Write the data out again exactly, dropping any images it holds.

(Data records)
------------------------------

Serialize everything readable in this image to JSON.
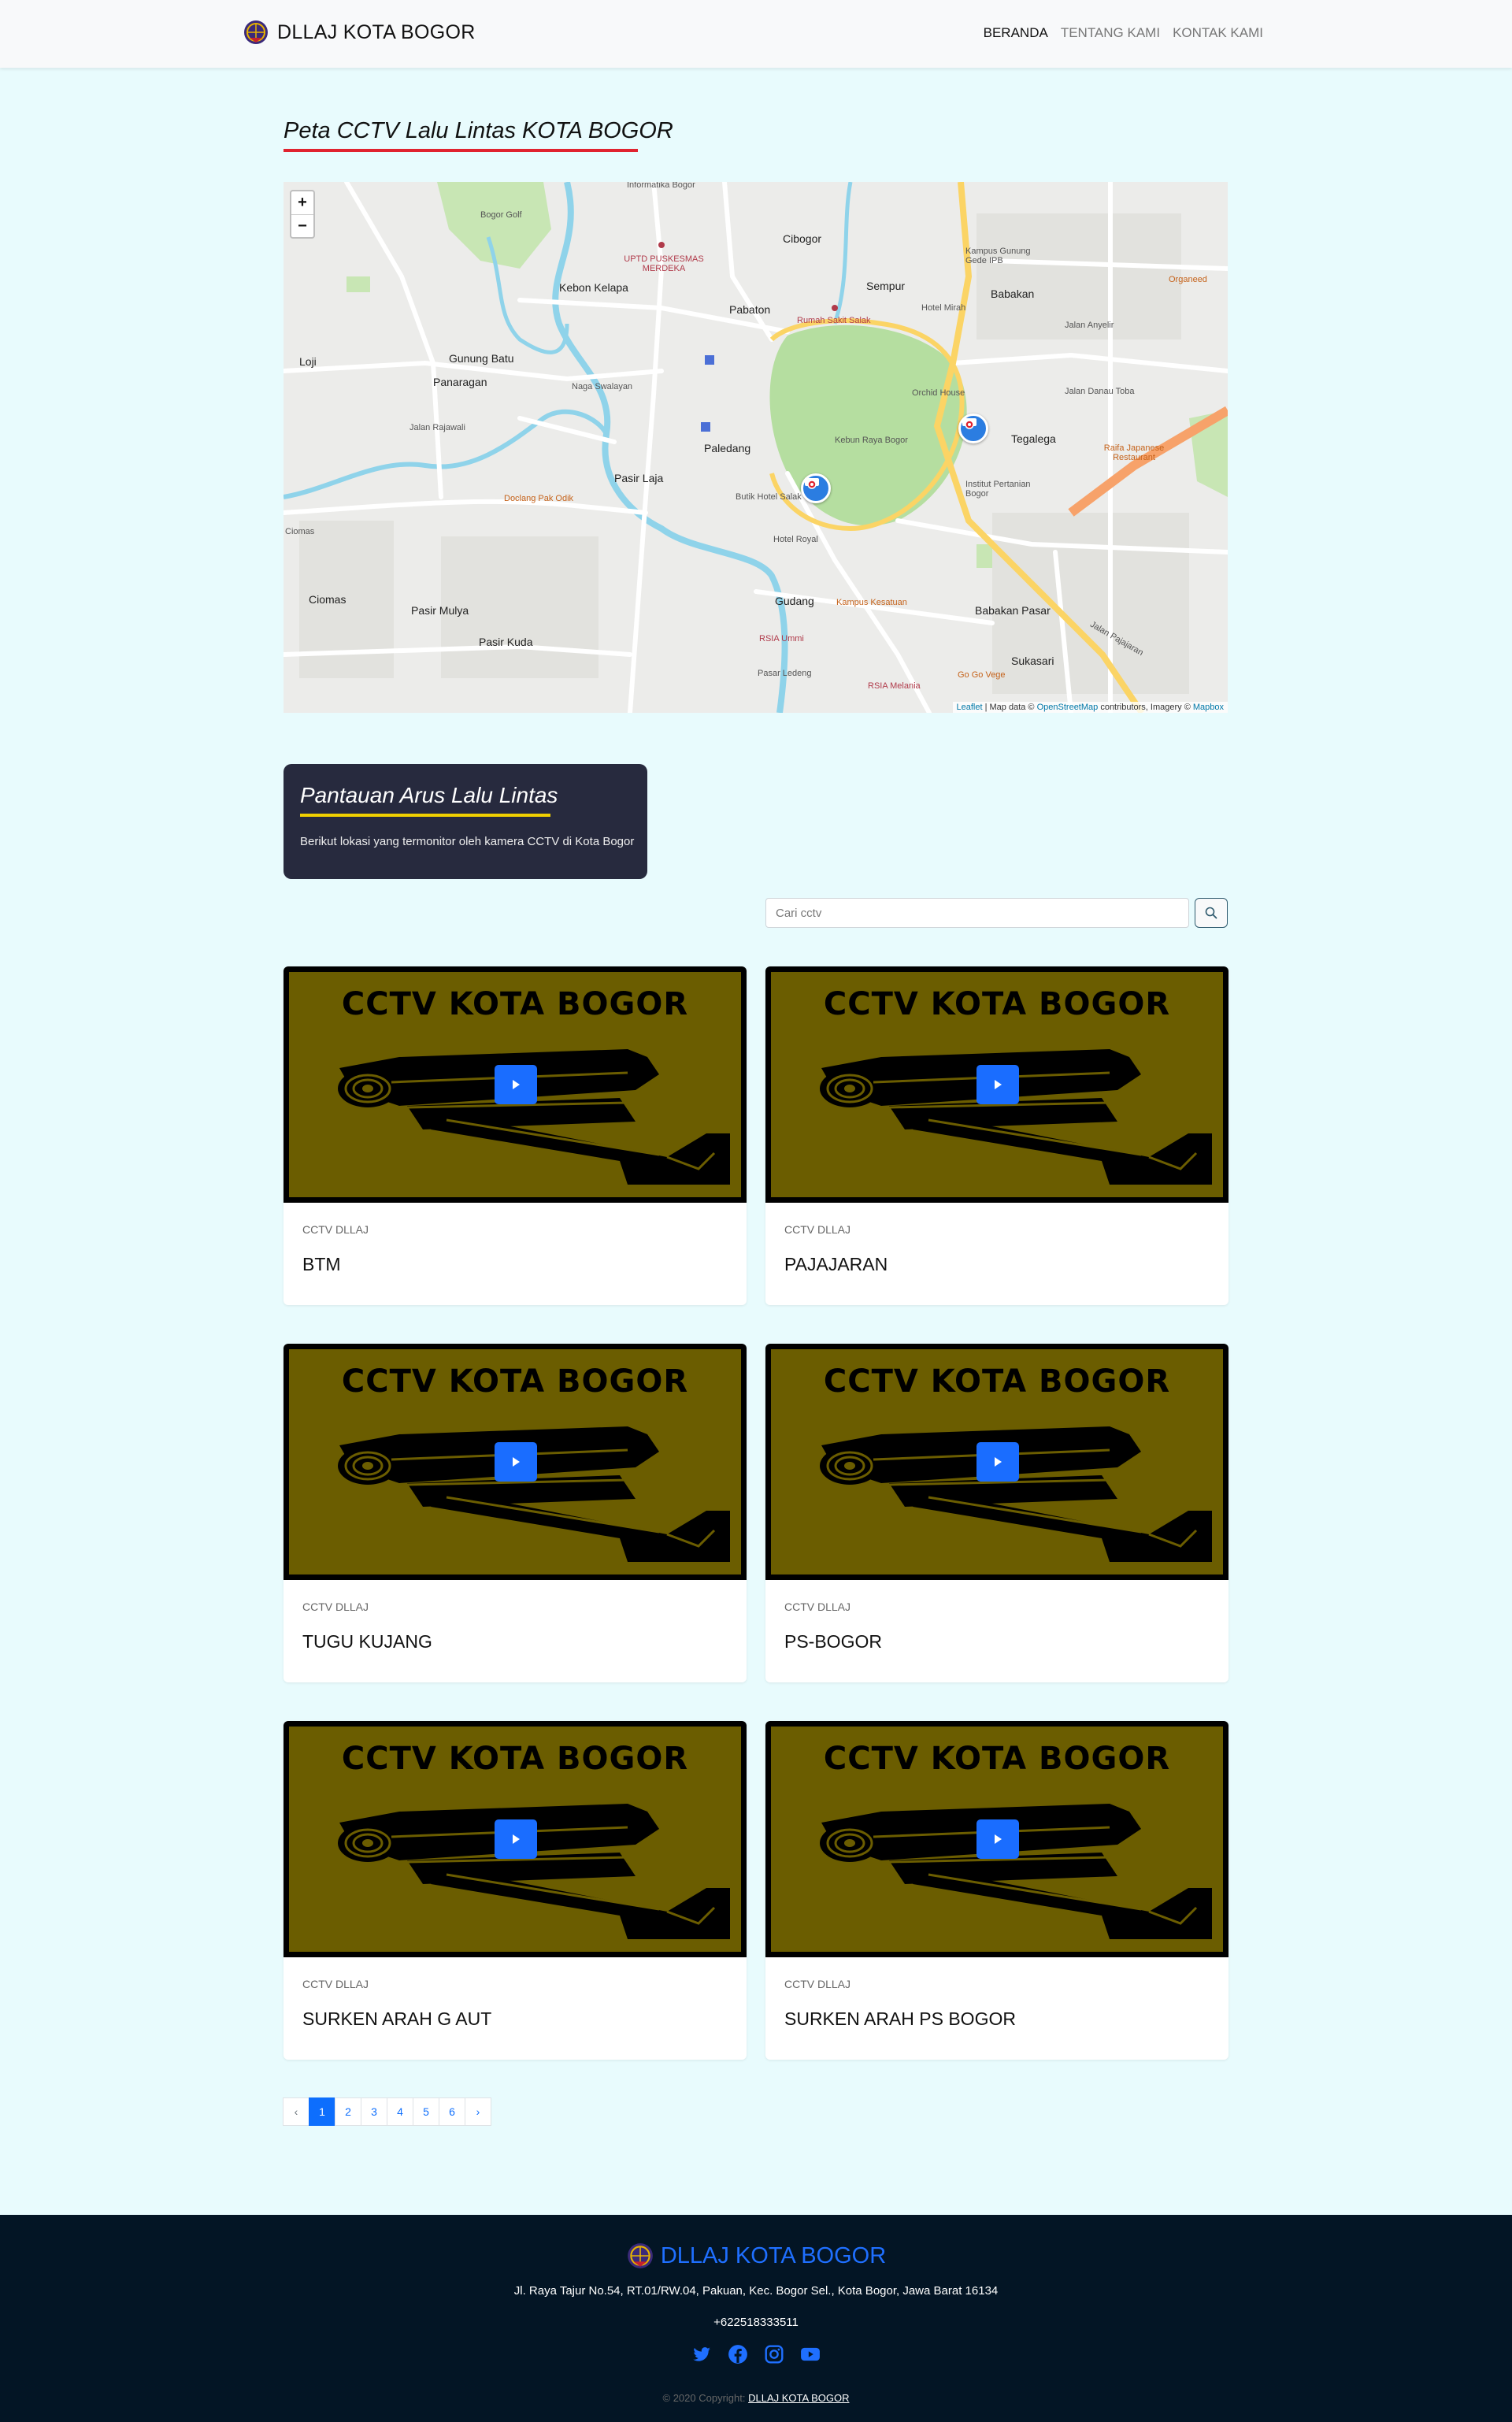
{
  "navbar": {
    "brand": "DLLAJ KOTA BOGOR",
    "links": [
      "BERANDA",
      "TENTANG KAMI",
      "KONTAK KAMI"
    ]
  },
  "map_section": {
    "title": "Peta CCTV Lalu Lintas KOTA BOGOR",
    "zoom_in": "+",
    "zoom_out": "−",
    "attribution": {
      "leaflet": "Leaflet",
      "sep": " | Map data © ",
      "osm": "OpenStreetMap",
      "mid": " contributors, Imagery © ",
      "mapbox": "Mapbox"
    },
    "places": {
      "cibogor": "Cibogor",
      "kebon_kelapa": "Kebon Kelapa",
      "sempur": "Sempur",
      "babakan": "Babakan",
      "pabaton": "Pabaton",
      "loji": "Loji",
      "gunung_batu": "Gunung Batu",
      "panaragan": "Panaragan",
      "paledang": "Paledang",
      "tegalega": "Tegalega",
      "pasir_laja": "Pasir Laja",
      "ciomas": "Ciomas",
      "pasir_mulya": "Pasir Mulya",
      "pasir_kuda": "Pasir Kuda",
      "gudang": "Gudang",
      "babakan_pasar": "Babakan Pasar",
      "sukasari": "Sukasari",
      "kebun_raya": "Kebun Raya Bogor",
      "bogor_golf": "Bogor Golf",
      "uptd": "UPTD PUSKESMAS MERDEKA",
      "rs_salak": "Rumah Sakit Salak",
      "kampus_gunung_gede": "Kampus Gunung Gede IPB",
      "hotel_mirah": "Hotel Mirah",
      "orchid_house": "Orchid House",
      "naga_swalayan": "Naga Swalayan",
      "batik_hotel": "Butik Hotel Salak",
      "hotel_royal": "Hotel Royal",
      "ipb": "Institut Pertanian Bogor",
      "kampus_kesatuan": "Kampus Kesatuan",
      "rsia_ummi": "RSIA Ummi",
      "pasar_ledeng": "Pasar Ledeng",
      "rsia_melania": "RSIA Melania",
      "go_go_vege": "Go Go Vege",
      "raifa": "Raifa Japanese Restaurant",
      "organeed": "Organeed",
      "doclang": "Doclang Pak Odik",
      "c_ciomas": "Ciomas",
      "jalan_anyelir": "Jalan Anyelir",
      "jalan_danau_toba": "Jalan Danau Toba",
      "jalan_rajawali": "Jalan Rajawali",
      "jalan_padjajaran": "Jalan Pajajaran",
      "informatika": "Informatika Bogor"
    }
  },
  "info_card": {
    "title": "Pantauan Arus Lalu Lintas",
    "description": "Berikut lokasi yang termonitor oleh kamera CCTV di Kota Bogor"
  },
  "search": {
    "placeholder": "Cari cctv"
  },
  "cctv_cards": [
    {
      "thumb_text": "CCTV KOTA BOGOR",
      "category": "CCTV DLLAJ",
      "name": "BTM"
    },
    {
      "thumb_text": "CCTV KOTA BOGOR",
      "category": "CCTV DLLAJ",
      "name": "PAJAJARAN"
    },
    {
      "thumb_text": "CCTV KOTA BOGOR",
      "category": "CCTV DLLAJ",
      "name": "TUGU KUJANG"
    },
    {
      "thumb_text": "CCTV KOTA BOGOR",
      "category": "CCTV DLLAJ",
      "name": "PS-BOGOR"
    },
    {
      "thumb_text": "CCTV KOTA BOGOR",
      "category": "CCTV DLLAJ",
      "name": "SURKEN ARAH G AUT"
    },
    {
      "thumb_text": "CCTV KOTA BOGOR",
      "category": "CCTV DLLAJ",
      "name": "SURKEN ARAH PS BOGOR"
    }
  ],
  "pagination": {
    "prev": "‹",
    "pages": [
      "1",
      "2",
      "3",
      "4",
      "5",
      "6"
    ],
    "next": "›",
    "current": "1"
  },
  "footer": {
    "brand": "DLLAJ KOTA BOGOR",
    "address": "Jl. Raya Tajur No.54, RT.01/RW.04, Pakuan, Kec. Bogor Sel., Kota Bogor, Jawa Barat 16134",
    "phone": "+622518333511",
    "copyright_prefix": "© 2020 Copyright: ",
    "copyright_link": "DLLAJ KOTA BOGOR",
    "social_icons": [
      "twitter-icon",
      "facebook-icon",
      "instagram-icon",
      "youtube-icon"
    ]
  },
  "colors": {
    "page_bg": "#e8fbfd",
    "title_underline": "#e0232f",
    "info_card_bg": "#272a3e",
    "info_underline": "#f0d000",
    "thumb_bg": "#6b5d00",
    "primary": "#0d6efd",
    "footer_bg": "#031525"
  }
}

------------------------------

## [Output of the task]
Serialize everything readable in this image to JSON.
{
  "navbar": {
    "brand": "DLLAJ KOTA BOGOR",
    "links": [
      "BERANDA",
      "TENTANG KAMI",
      "KONTAK KAMI"
    ]
  },
  "map_section": {
    "title": "Peta CCTV Lalu Lintas KOTA BOGOR",
    "zoom_in": "+",
    "zoom_out": "−",
    "attribution": {
      "leaflet": "Leaflet",
      "sep": " | Map data © ",
      "osm": "OpenStreetMap",
      "mid": " contributors, Imagery © ",
      "mapbox": "Mapbox"
    },
    "places": {
      "cibogor": "Cibogor",
      "kebon_kelapa": "Kebon Kelapa",
      "sempur": "Sempur",
      "babakan": "Babakan",
      "pabaton": "Pabaton",
      "loji": "Loji",
      "gunung_batu": "Gunung Batu",
      "panaragan": "Panaragan",
      "paledang": "Paledang",
      "tegalega": "Tegalega",
      "pasir_laja": "Pasir Laja",
      "ciomas": "Ciomas",
      "pasir_mulya": "Pasir Mulya",
      "pasir_kuda": "Pasir Kuda",
      "gudang": "Gudang",
      "babakan_pasar": "Babakan Pasar",
      "sukasari": "Sukasari",
      "kebun_raya": "Kebun Raya Bogor",
      "bogor_golf": "Bogor Golf",
      "uptd": "UPTD PUSKESMAS MERDEKA",
      "rs_salak": "Rumah Sakit Salak",
      "kampus_gunung_gede": "Kampus Gunung Gede IPB",
      "hotel_mirah": "Hotel Mirah",
      "orchid_house": "Orchid House",
      "naga_swalayan": "Naga Swalayan",
      "batik_hotel": "Butik Hotel Salak",
      "hotel_royal": "Hotel Royal",
      "ipb": "Institut Pertanian Bogor",
      "kampus_kesatuan": "Kampus Kesatuan",
      "rsia_ummi": "RSIA Ummi",
      "pasar_ledeng": "Pasar Ledeng",
      "rsia_melania": "RSIA Melania",
      "go_go_vege": "Go Go Vege",
      "raifa": "Raifa Japanese Restaurant",
      "organeed": "Organeed",
      "doclang": "Doclang Pak Odik",
      "c_ciomas": "Ciomas",
      "jalan_anyelir": "Jalan Anyelir",
      "jalan_danau_toba": "Jalan Danau Toba",
      "jalan_rajawali": "Jalan Rajawali",
      "jalan_padjajaran": "Jalan Pajajaran",
      "informatika": "Informatika Bogor"
    }
  },
  "info_card": {
    "title": "Pantauan Arus Lalu Lintas",
    "description": "Berikut lokasi yang termonitor oleh kamera CCTV di Kota Bogor"
  },
  "search": {
    "placeholder": "Cari cctv"
  },
  "cctv_cards": [
    {
      "thumb_text": "CCTV KOTA BOGOR",
      "category": "CCTV DLLAJ",
      "name": "BTM"
    },
    {
      "thumb_text": "CCTV KOTA BOGOR",
      "category": "CCTV DLLAJ",
      "name": "PAJAJARAN"
    },
    {
      "thumb_text": "CCTV KOTA BOGOR",
      "category": "CCTV DLLAJ",
      "name": "TUGU KUJANG"
    },
    {
      "thumb_text": "CCTV KOTA BOGOR",
      "category": "CCTV DLLAJ",
      "name": "PS-BOGOR"
    },
    {
      "thumb_text": "CCTV KOTA BOGOR",
      "category": "CCTV DLLAJ",
      "name": "SURKEN ARAH G AUT"
    },
    {
      "thumb_text": "CCTV KOTA BOGOR",
      "category": "CCTV DLLAJ",
      "name": "SURKEN ARAH PS BOGOR"
    }
  ],
  "pagination": {
    "prev": "‹",
    "pages": [
      "1",
      "2",
      "3",
      "4",
      "5",
      "6"
    ],
    "next": "›",
    "current": "1"
  },
  "footer": {
    "brand": "DLLAJ KOTA BOGOR",
    "address": "Jl. Raya Tajur No.54, RT.01/RW.04, Pakuan, Kec. Bogor Sel., Kota Bogor, Jawa Barat 16134",
    "phone": "+622518333511",
    "copyright_prefix": "© 2020 Copyright: ",
    "copyright_link": "DLLAJ KOTA BOGOR",
    "social_icons": [
      "twitter-icon",
      "facebook-icon",
      "instagram-icon",
      "youtube-icon"
    ]
  },
  "colors": {
    "page_bg": "#e8fbfd",
    "title_underline": "#e0232f",
    "info_card_bg": "#272a3e",
    "info_underline": "#f0d000",
    "thumb_bg": "#6b5d00",
    "primary": "#0d6efd",
    "footer_bg": "#031525"
  }
}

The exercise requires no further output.